#### Work required
Identify each line below that contains the word "music", and copy it out.

#### Supplied data
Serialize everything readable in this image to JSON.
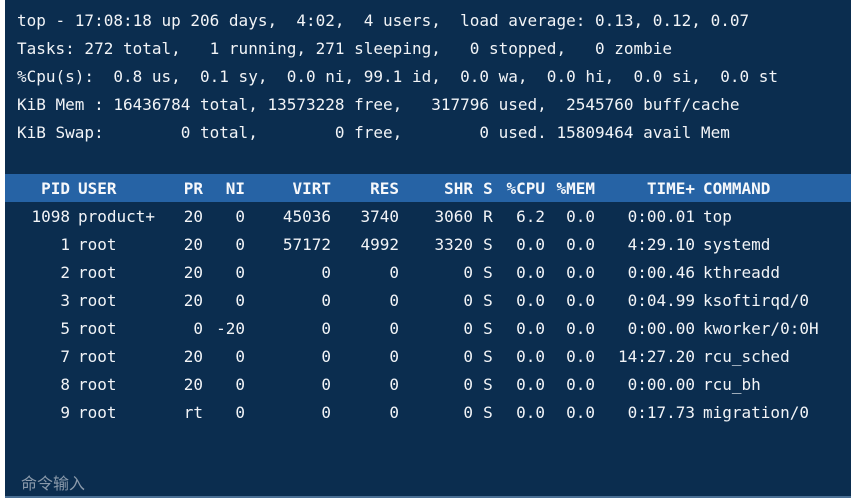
{
  "summary": {
    "line1": "top - 17:08:18 up 206 days,  4:02,  4 users,  load average: 0.13, 0.12, 0.07",
    "line2": "Tasks: 272 total,   1 running, 271 sleeping,   0 stopped,   0 zombie",
    "line3": "%Cpu(s):  0.8 us,  0.1 sy,  0.0 ni, 99.1 id,  0.0 wa,  0.0 hi,  0.0 si,  0.0 st",
    "line4": "KiB Mem : 16436784 total, 13573228 free,   317796 used,  2545760 buff/cache",
    "line5": "KiB Swap:        0 total,        0 free,        0 used. 15809464 avail Mem"
  },
  "table": {
    "headers": {
      "pid": "PID",
      "user": "USER",
      "pr": "PR",
      "ni": "NI",
      "virt": "VIRT",
      "res": "RES",
      "shr": "SHR",
      "s": "S",
      "cpu": "%CPU",
      "mem": "%MEM",
      "time": "TIME+",
      "command": "COMMAND"
    },
    "rows": [
      {
        "pid": "1098",
        "user": "product+",
        "pr": "20",
        "ni": "0",
        "virt": "45036",
        "res": "3740",
        "shr": "3060",
        "s": "R",
        "cpu": "6.2",
        "mem": "0.0",
        "time": "0:00.01",
        "command": "top"
      },
      {
        "pid": "1",
        "user": "root",
        "pr": "20",
        "ni": "0",
        "virt": "57172",
        "res": "4992",
        "shr": "3320",
        "s": "S",
        "cpu": "0.0",
        "mem": "0.0",
        "time": "4:29.10",
        "command": "systemd"
      },
      {
        "pid": "2",
        "user": "root",
        "pr": "20",
        "ni": "0",
        "virt": "0",
        "res": "0",
        "shr": "0",
        "s": "S",
        "cpu": "0.0",
        "mem": "0.0",
        "time": "0:00.46",
        "command": "kthreadd"
      },
      {
        "pid": "3",
        "user": "root",
        "pr": "20",
        "ni": "0",
        "virt": "0",
        "res": "0",
        "shr": "0",
        "s": "S",
        "cpu": "0.0",
        "mem": "0.0",
        "time": "0:04.99",
        "command": "ksoftirqd/0"
      },
      {
        "pid": "5",
        "user": "root",
        "pr": "0",
        "ni": "-20",
        "virt": "0",
        "res": "0",
        "shr": "0",
        "s": "S",
        "cpu": "0.0",
        "mem": "0.0",
        "time": "0:00.00",
        "command": "kworker/0:0H"
      },
      {
        "pid": "7",
        "user": "root",
        "pr": "20",
        "ni": "0",
        "virt": "0",
        "res": "0",
        "shr": "0",
        "s": "S",
        "cpu": "0.0",
        "mem": "0.0",
        "time": "14:27.20",
        "command": "rcu_sched"
      },
      {
        "pid": "8",
        "user": "root",
        "pr": "20",
        "ni": "0",
        "virt": "0",
        "res": "0",
        "shr": "0",
        "s": "S",
        "cpu": "0.0",
        "mem": "0.0",
        "time": "0:00.00",
        "command": "rcu_bh"
      },
      {
        "pid": "9",
        "user": "root",
        "pr": "rt",
        "ni": "0",
        "virt": "0",
        "res": "0",
        "shr": "0",
        "s": "S",
        "cpu": "0.0",
        "mem": "0.0",
        "time": "0:17.73",
        "command": "migration/0"
      }
    ]
  },
  "command_input": {
    "placeholder": "命令输入"
  },
  "colors": {
    "terminal_bg": "#0b2d4f",
    "header_bg": "#2663a5",
    "text": "#f2f4f7",
    "placeholder": "#8b9aab"
  }
}
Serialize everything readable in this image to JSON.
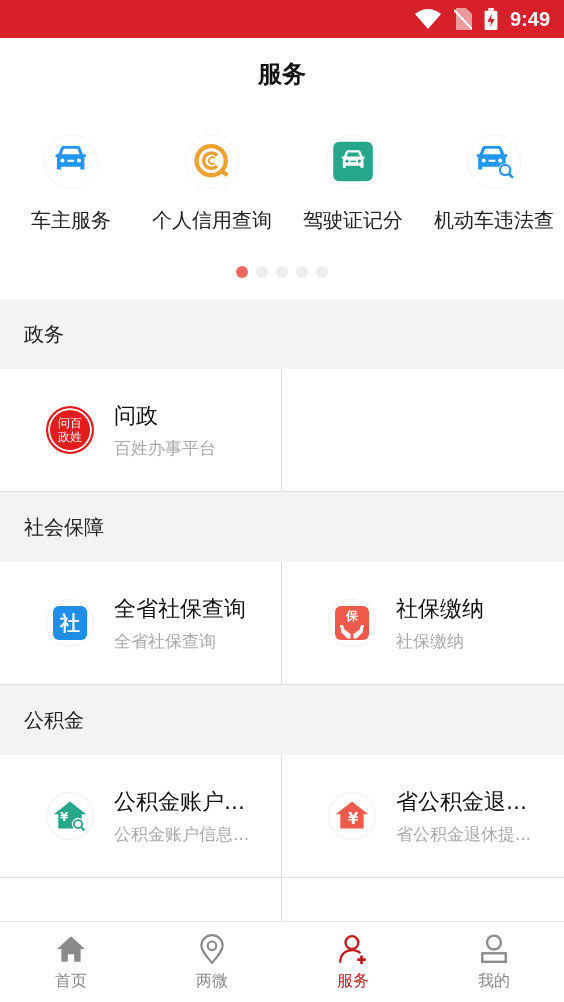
{
  "status_bar": {
    "time": "9:49"
  },
  "header": {
    "title": "服务"
  },
  "shortcuts": [
    {
      "label": "车主服务",
      "kind": "car"
    },
    {
      "label": "个人信用查询",
      "kind": "credit"
    },
    {
      "label": "驾驶证记分",
      "kind": "license"
    },
    {
      "label": "机动车违法查",
      "kind": "car-search"
    }
  ],
  "pager": [
    {
      "selected": true
    },
    {
      "selected": false
    },
    {
      "selected": false
    },
    {
      "selected": false
    },
    {
      "selected": false
    }
  ],
  "sections": [
    {
      "title": "政务",
      "items": [
        {
          "title": "问政",
          "subtitle": "百姓办事平台",
          "kind": "stamp",
          "glyphs": [
            "问",
            "百",
            "政",
            "姓"
          ]
        }
      ]
    },
    {
      "title": "社会保障",
      "items": [
        {
          "title": "全省社保查询",
          "subtitle": "全省社保查询",
          "kind": "square-blue",
          "glyphs": [
            "社"
          ]
        },
        {
          "title": "社保缴纳",
          "subtitle": "社保缴纳",
          "kind": "square-hands",
          "glyphs": [
            "保"
          ]
        }
      ]
    },
    {
      "title": "公积金",
      "items": [
        {
          "title": "公积金账户...",
          "subtitle": "公积金账户信息...",
          "kind": "house-search",
          "glyphs": [
            "¥"
          ]
        },
        {
          "title": "省公积金退...",
          "subtitle": "省公积金退休提...",
          "kind": "house-red",
          "glyphs": [
            "¥"
          ]
        }
      ]
    }
  ],
  "tabs": [
    {
      "label": "首页",
      "kind": "home",
      "selected": false
    },
    {
      "label": "两微",
      "kind": "pin",
      "selected": false
    },
    {
      "label": "服务",
      "kind": "person-add",
      "selected": true
    },
    {
      "label": "我的",
      "kind": "person",
      "selected": false
    }
  ]
}
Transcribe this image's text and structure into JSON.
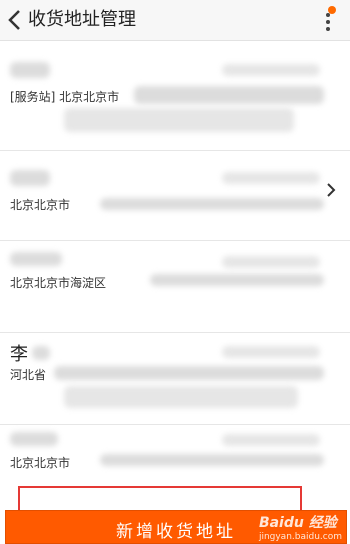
{
  "header": {
    "title": "收货地址管理"
  },
  "addresses": [
    {
      "name": "",
      "address": "[服务站] 北京北京市"
    },
    {
      "name": "",
      "address": "北京北京市"
    },
    {
      "name": "",
      "address": "北京北京市海淀区"
    },
    {
      "name": "李",
      "address": "河北省"
    },
    {
      "name": "",
      "address": "北京北京市"
    }
  ],
  "footer": {
    "add_button_label": "新增收货地址"
  },
  "watermark": {
    "brand": "Baidu 经验",
    "url": "jingyan.baidu.com"
  },
  "colors": {
    "accent": "#ff5a00",
    "highlight_border": "#e53935",
    "notification_dot": "#ff6a00"
  }
}
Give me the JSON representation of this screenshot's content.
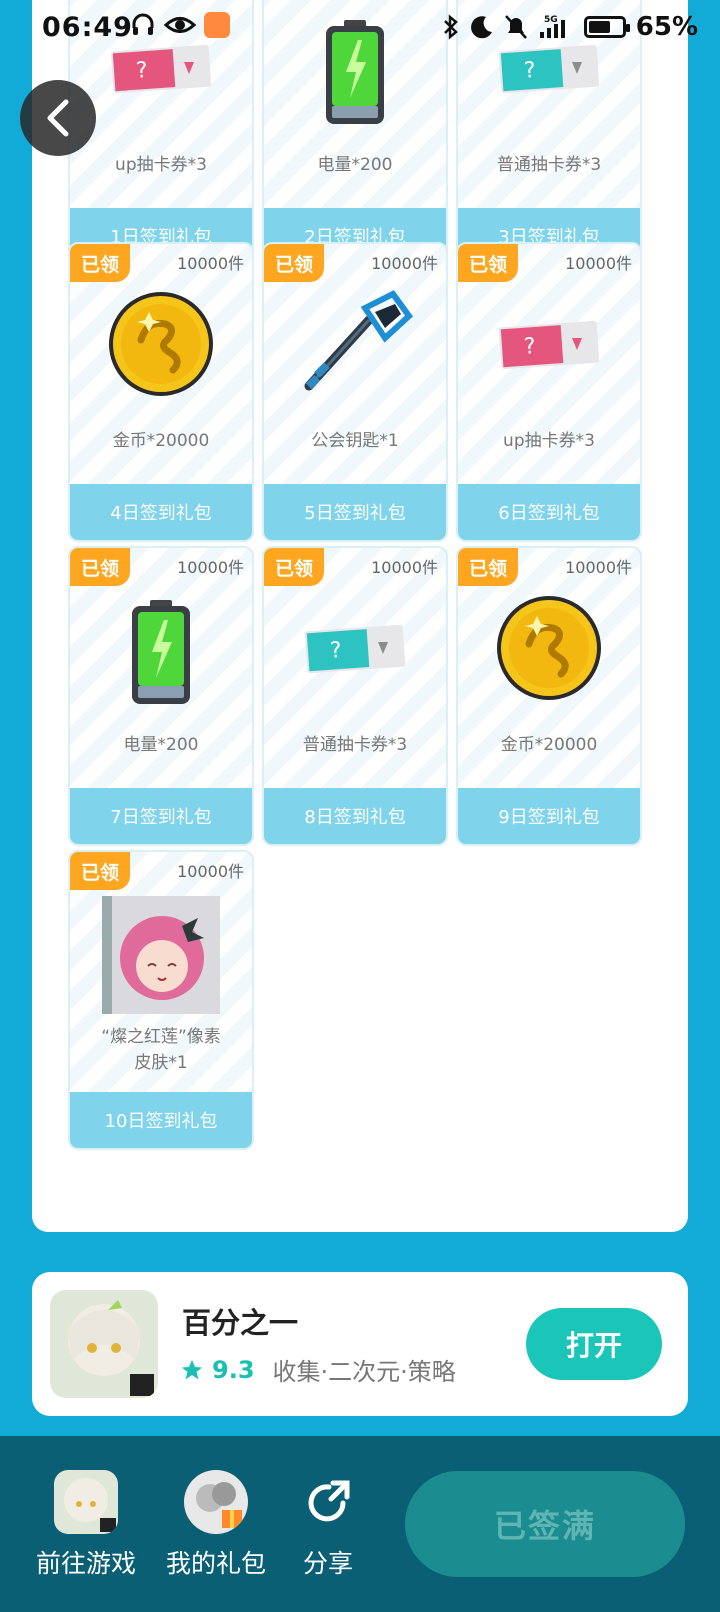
{
  "status": {
    "time": "06:49",
    "battery": "65%",
    "battery_level": 0.65
  },
  "cards": [
    {
      "day_label": "1日签到礼包",
      "item_name": "up抽卡券*3",
      "icon": "limited-ticket-icon",
      "claimed": null,
      "count": null
    },
    {
      "day_label": "2日签到礼包",
      "item_name": "电量*200",
      "icon": "battery-icon",
      "claimed": null,
      "count": null
    },
    {
      "day_label": "3日签到礼包",
      "item_name": "普通抽卡券*3",
      "icon": "normal-ticket-icon",
      "claimed": null,
      "count": null
    },
    {
      "day_label": "4日签到礼包",
      "item_name": "金币*20000",
      "icon": "gold-coin-icon",
      "claimed": "已领",
      "count": "10000件"
    },
    {
      "day_label": "5日签到礼包",
      "item_name": "公会钥匙*1",
      "icon": "guild-key-icon",
      "claimed": "已领",
      "count": "10000件"
    },
    {
      "day_label": "6日签到礼包",
      "item_name": "up抽卡券*3",
      "icon": "limited-ticket-icon",
      "claimed": "已领",
      "count": "10000件"
    },
    {
      "day_label": "7日签到礼包",
      "item_name": "电量*200",
      "icon": "battery-icon",
      "claimed": "已领",
      "count": "10000件"
    },
    {
      "day_label": "8日签到礼包",
      "item_name": "普通抽卡券*3",
      "icon": "normal-ticket-icon",
      "claimed": "已领",
      "count": "10000件"
    },
    {
      "day_label": "9日签到礼包",
      "item_name": "金币*20000",
      "icon": "gold-coin-icon",
      "claimed": "已领",
      "count": "10000件"
    },
    {
      "day_label": "10日签到礼包",
      "item_name": "“燦之红莲”像素皮肤*1",
      "icon": "pixel-skin-portrait-icon",
      "claimed": "已领",
      "count": "10000件"
    }
  ],
  "game": {
    "title": "百分之一",
    "rating": "9.3",
    "tags": "收集·二次元·策略",
    "open_label": "打开"
  },
  "bottom": {
    "goto_game": "前往游戏",
    "my_gifts": "我的礼包",
    "share": "分享",
    "signed_full": "已签满"
  },
  "colors": {
    "page_bg": "#12aad6",
    "card_label_bg": "#7fd3ea",
    "claimed_badge": "#ffa620",
    "accent_teal": "#1bc6b8",
    "bottom_bar": "#0b5f75"
  }
}
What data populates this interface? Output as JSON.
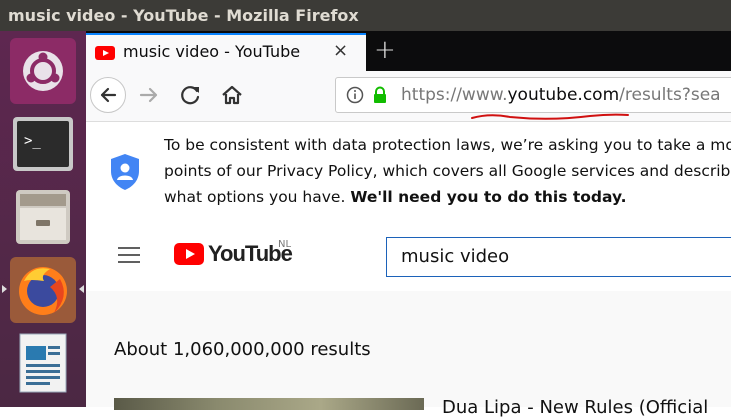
{
  "window": {
    "title": "music video - YouTube - Mozilla Firefox"
  },
  "launcher": {
    "items": [
      {
        "name": "ubuntu-dash-icon"
      },
      {
        "name": "terminal-icon"
      },
      {
        "name": "files-icon"
      },
      {
        "name": "firefox-icon"
      },
      {
        "name": "writer-icon"
      }
    ]
  },
  "tab": {
    "title": "music video - YouTube",
    "close": "×"
  },
  "toolbar": {
    "new_tab": "+"
  },
  "url": {
    "prefix": "https://www.",
    "host": "youtube.com",
    "path": "/results?sea"
  },
  "consent": {
    "line1": "To be consistent with data protection laws, we’re asking you to take a mor",
    "line2": "points of our Privacy Policy, which covers all Google services and describe",
    "line3_plain": "what options you have. ",
    "line3_bold": "We'll need you to do this today."
  },
  "youtube": {
    "logo_text": "YouTube",
    "region": "NL",
    "search_value": "music video",
    "results_count": "About 1,060,000,000 results",
    "first_result_title": "Dua Lipa - New Rules (Official"
  },
  "colors": {
    "accent": "#0a84ff",
    "youtube_red": "#ff0000",
    "launcher": "#5e2750"
  }
}
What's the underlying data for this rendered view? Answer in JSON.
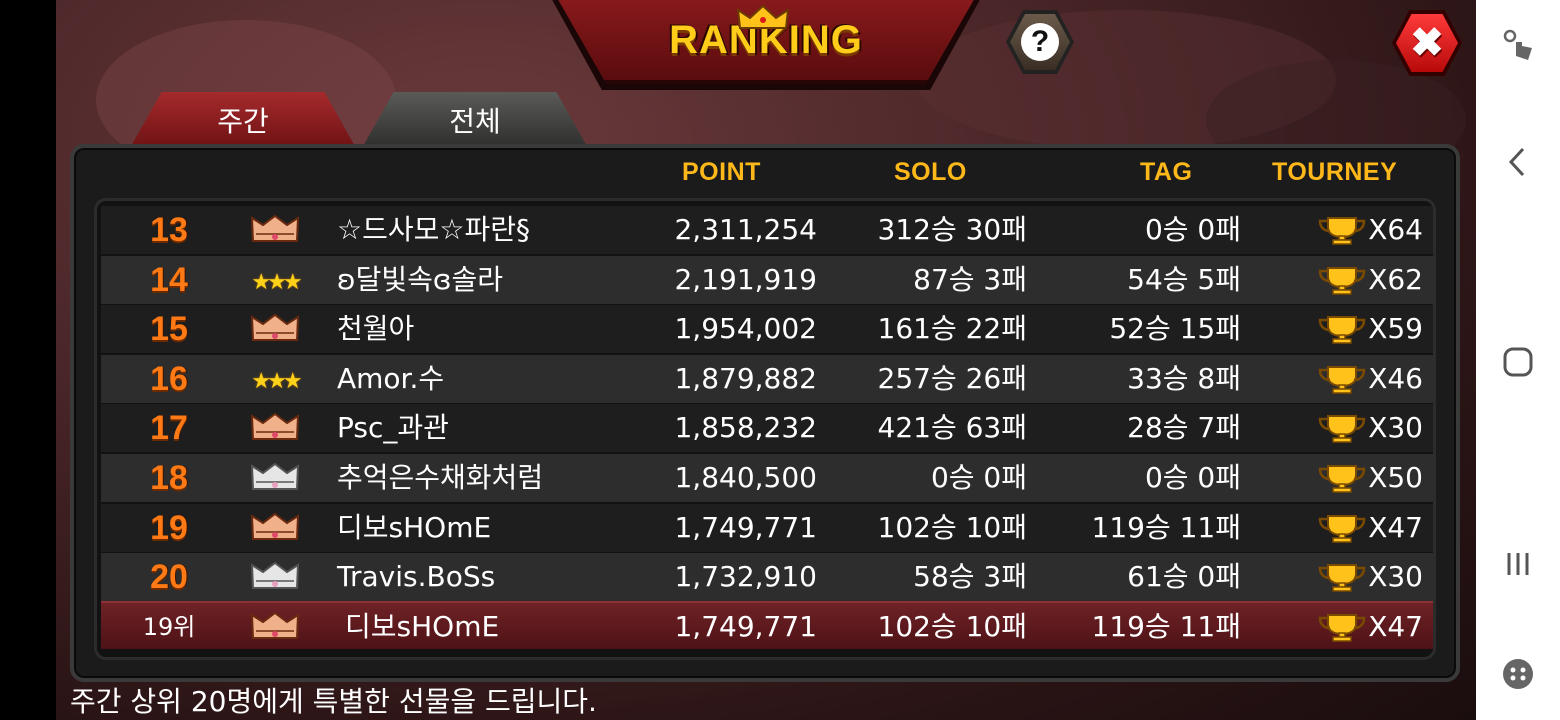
{
  "title": "RANKING",
  "tabs": [
    {
      "label": "주간",
      "active": true
    },
    {
      "label": "전체",
      "active": false
    }
  ],
  "columns": {
    "point": "POINT",
    "solo": "SOLO",
    "tag": "TAG",
    "tourney": "TOURNEY"
  },
  "rows": [
    {
      "rank": "13",
      "badge": "bronze-crown-icon",
      "name": "☆드사모☆파란§",
      "point": "2,311,254",
      "solo": "312승 30패",
      "tag": "0승 0패",
      "tourney": "X64"
    },
    {
      "rank": "14",
      "badge": "gold-stars-icon",
      "name": "ʚ달빛속ɞ솔라",
      "point": "2,191,919",
      "solo": "87승 3패",
      "tag": "54승 5패",
      "tourney": "X62"
    },
    {
      "rank": "15",
      "badge": "bronze-crown-icon",
      "name": "천월아",
      "point": "1,954,002",
      "solo": "161승 22패",
      "tag": "52승 15패",
      "tourney": "X59"
    },
    {
      "rank": "16",
      "badge": "gold-stars-icon",
      "name": "Amor.수",
      "point": "1,879,882",
      "solo": "257승 26패",
      "tag": "33승 8패",
      "tourney": "X46"
    },
    {
      "rank": "17",
      "badge": "bronze-crown-icon",
      "name": "Psc_과관",
      "point": "1,858,232",
      "solo": "421승 63패",
      "tag": "28승 7패",
      "tourney": "X30"
    },
    {
      "rank": "18",
      "badge": "silver-crown-icon",
      "name": "추억은수채화처럼",
      "point": "1,840,500",
      "solo": "0승 0패",
      "tag": "0승 0패",
      "tourney": "X50"
    },
    {
      "rank": "19",
      "badge": "bronze-crown-icon",
      "name": "디보sHOmE",
      "point": "1,749,771",
      "solo": "102승 10패",
      "tag": "119승 11패",
      "tourney": "X47"
    },
    {
      "rank": "20",
      "badge": "silver-crown-icon",
      "name": "Travis.BoSs",
      "point": "1,732,910",
      "solo": "58승 3패",
      "tag": "61승 0패",
      "tourney": "X30"
    }
  ],
  "my_row": {
    "rank": "19위",
    "badge": "bronze-crown-icon",
    "name": "디보sHOmE",
    "point": "1,749,771",
    "solo": "102승 10패",
    "tag": "119승 11패",
    "tourney": "X47"
  },
  "footer": "주간 상위 20명에게 특별한 선물을 드립니다.",
  "colors": {
    "header_gold": "#ffb81a",
    "rank_orange": "#ff7a14",
    "active_tab": "#a52a2c",
    "my_row": "#6e2226"
  }
}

#### Correct output
    "title": "music video - YouTube - Mozilla Firefox"
    "title": "music video - YouTube",
    "search_value": "music video",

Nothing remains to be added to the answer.